Task requirements:
Compute how many lines in the entries below contain "text", and output nothing but the number.

(Data records)
☆ ☆ ☆
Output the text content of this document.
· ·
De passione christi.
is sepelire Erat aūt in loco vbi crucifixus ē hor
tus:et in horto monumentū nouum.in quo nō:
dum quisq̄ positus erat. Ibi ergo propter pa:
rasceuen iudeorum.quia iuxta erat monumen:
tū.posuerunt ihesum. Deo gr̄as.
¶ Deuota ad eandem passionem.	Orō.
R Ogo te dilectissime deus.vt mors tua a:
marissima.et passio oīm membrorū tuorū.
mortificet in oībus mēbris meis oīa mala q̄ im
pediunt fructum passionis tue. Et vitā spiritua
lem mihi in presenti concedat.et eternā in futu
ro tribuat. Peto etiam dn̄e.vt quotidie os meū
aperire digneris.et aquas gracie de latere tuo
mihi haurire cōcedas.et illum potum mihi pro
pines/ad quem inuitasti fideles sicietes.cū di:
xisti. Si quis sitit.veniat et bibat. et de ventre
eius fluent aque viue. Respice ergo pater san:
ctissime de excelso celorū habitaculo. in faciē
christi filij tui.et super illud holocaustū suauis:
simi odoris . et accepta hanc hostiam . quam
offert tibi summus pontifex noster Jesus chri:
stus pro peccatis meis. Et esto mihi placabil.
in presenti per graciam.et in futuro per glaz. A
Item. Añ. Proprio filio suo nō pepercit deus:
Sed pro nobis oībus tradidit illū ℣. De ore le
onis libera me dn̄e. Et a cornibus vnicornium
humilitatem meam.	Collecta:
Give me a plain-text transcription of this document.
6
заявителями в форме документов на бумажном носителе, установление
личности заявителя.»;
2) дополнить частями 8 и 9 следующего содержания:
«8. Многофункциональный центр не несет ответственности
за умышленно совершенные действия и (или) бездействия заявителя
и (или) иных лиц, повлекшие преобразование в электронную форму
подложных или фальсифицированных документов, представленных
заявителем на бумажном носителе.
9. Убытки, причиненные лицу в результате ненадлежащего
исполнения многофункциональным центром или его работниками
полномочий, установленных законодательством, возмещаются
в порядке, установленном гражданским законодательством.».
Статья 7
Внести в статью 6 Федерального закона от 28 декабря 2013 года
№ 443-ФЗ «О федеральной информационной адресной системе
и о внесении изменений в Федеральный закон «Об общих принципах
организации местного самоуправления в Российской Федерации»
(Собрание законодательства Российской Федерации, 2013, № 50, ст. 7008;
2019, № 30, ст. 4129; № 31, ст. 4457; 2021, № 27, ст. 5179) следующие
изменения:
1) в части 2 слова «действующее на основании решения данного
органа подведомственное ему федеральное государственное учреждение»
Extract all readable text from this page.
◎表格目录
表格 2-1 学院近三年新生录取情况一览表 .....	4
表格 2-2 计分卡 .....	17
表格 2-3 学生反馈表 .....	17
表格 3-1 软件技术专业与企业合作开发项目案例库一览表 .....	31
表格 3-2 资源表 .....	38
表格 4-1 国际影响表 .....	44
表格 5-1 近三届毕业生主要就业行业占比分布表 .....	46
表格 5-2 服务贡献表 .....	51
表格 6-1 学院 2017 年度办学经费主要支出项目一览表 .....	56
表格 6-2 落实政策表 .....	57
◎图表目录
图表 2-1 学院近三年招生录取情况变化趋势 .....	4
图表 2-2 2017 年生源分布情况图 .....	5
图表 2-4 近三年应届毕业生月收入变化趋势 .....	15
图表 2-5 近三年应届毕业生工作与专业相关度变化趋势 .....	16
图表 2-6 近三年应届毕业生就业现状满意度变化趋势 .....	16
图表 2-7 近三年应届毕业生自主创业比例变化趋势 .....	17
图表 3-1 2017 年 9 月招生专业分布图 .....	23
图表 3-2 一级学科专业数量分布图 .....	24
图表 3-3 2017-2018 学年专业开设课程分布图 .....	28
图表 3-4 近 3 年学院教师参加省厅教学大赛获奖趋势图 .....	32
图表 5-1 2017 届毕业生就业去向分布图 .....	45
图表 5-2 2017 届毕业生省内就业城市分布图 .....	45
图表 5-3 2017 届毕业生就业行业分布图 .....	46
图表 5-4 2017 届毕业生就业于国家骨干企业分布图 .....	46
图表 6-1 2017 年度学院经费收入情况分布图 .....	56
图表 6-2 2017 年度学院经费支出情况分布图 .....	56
☆ ☆ ☆
Result:
3